— Your goal —
How many of the lines below hold the word "name"? Answer only with the number.

═══ Recorded data ═══

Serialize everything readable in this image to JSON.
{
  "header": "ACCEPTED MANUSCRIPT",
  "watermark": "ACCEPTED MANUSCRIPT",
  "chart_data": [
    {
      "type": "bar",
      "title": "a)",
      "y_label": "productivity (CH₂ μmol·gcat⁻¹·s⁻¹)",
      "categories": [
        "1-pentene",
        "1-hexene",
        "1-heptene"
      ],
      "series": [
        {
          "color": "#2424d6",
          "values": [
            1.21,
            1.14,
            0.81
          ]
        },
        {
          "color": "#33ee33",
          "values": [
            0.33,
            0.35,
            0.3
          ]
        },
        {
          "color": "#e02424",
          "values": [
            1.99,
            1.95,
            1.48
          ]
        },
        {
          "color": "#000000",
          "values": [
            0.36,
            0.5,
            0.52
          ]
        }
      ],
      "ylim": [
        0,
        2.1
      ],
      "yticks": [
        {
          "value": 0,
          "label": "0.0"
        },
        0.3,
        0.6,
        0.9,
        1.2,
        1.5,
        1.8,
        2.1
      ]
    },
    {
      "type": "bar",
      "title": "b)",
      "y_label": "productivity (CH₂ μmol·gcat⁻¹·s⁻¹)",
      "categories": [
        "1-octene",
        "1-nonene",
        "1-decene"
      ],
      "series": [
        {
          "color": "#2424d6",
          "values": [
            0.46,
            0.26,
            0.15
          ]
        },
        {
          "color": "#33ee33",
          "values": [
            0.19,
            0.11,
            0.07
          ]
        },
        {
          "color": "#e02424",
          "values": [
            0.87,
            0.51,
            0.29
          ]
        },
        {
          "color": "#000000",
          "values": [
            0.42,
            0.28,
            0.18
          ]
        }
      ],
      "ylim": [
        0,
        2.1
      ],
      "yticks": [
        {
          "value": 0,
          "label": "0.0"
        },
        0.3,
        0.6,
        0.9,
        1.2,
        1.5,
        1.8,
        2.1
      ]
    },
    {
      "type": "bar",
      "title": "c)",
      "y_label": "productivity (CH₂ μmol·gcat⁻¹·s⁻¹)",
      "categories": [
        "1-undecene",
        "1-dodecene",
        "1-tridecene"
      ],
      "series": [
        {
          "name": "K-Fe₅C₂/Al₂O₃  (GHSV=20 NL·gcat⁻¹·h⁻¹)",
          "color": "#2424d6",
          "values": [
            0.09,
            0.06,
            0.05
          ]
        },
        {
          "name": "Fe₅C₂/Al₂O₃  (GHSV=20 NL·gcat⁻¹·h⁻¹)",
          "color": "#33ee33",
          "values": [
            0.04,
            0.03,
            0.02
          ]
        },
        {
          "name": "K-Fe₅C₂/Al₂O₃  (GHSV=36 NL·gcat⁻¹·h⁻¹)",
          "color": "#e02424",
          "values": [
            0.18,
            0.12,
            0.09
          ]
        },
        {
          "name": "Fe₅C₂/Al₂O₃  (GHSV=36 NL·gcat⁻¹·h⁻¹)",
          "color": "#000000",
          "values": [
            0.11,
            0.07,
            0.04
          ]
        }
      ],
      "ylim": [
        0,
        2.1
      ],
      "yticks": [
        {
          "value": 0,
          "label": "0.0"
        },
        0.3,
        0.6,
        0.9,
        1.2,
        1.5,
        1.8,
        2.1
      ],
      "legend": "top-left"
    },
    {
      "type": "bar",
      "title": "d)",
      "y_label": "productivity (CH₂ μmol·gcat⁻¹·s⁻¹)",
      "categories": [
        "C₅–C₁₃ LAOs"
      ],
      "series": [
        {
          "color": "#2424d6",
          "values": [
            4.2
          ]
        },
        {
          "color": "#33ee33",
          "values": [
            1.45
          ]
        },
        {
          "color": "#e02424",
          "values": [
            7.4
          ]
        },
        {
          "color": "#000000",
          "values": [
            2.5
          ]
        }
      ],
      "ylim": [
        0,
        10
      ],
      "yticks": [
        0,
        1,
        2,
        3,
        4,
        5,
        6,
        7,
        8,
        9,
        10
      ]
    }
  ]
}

═══

— Task result —
4